---------- Source material

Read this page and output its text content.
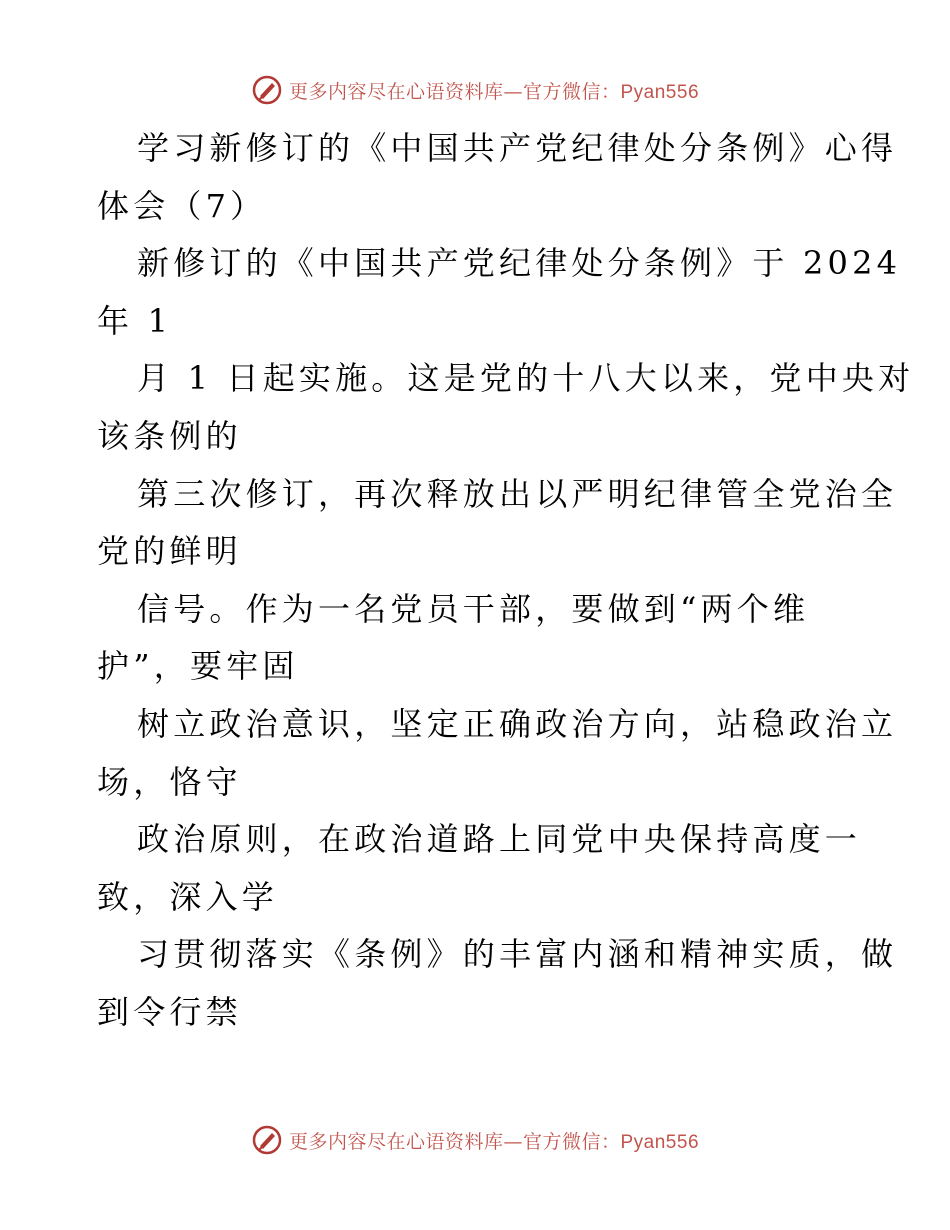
更多内容尽在心语资料库—官方微信：Pyan556
学习新修订的《中国共产党纪律处分条例》心得
体会（7）
新修订的《中国共产党纪律处分条例》于 2024
年 1
月 1 日起实施。这是党的十八大以来，党中央对
该条例的
第三次修订，再次释放出以严明纪律管全党治全
党的鲜明
信号。作为一名党员干部，要做到“两个维
护”，要牢固
树立政治意识，坚定正确政治方向，站稳政治立
场，恪守
政治原则，在政治道路上同党中央保持高度一
致，深入学
习贯彻落实《条例》的丰富内涵和精神实质，做
到令行禁
更多内容尽在心语资料库—官方微信：Pyan556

--------------------

From the listing above, return each line with the word "中国共产党纪律处分条例".

学习新修订的《中国共产党纪律处分条例》心得
新修订的《中国共产党纪律处分条例》于 2024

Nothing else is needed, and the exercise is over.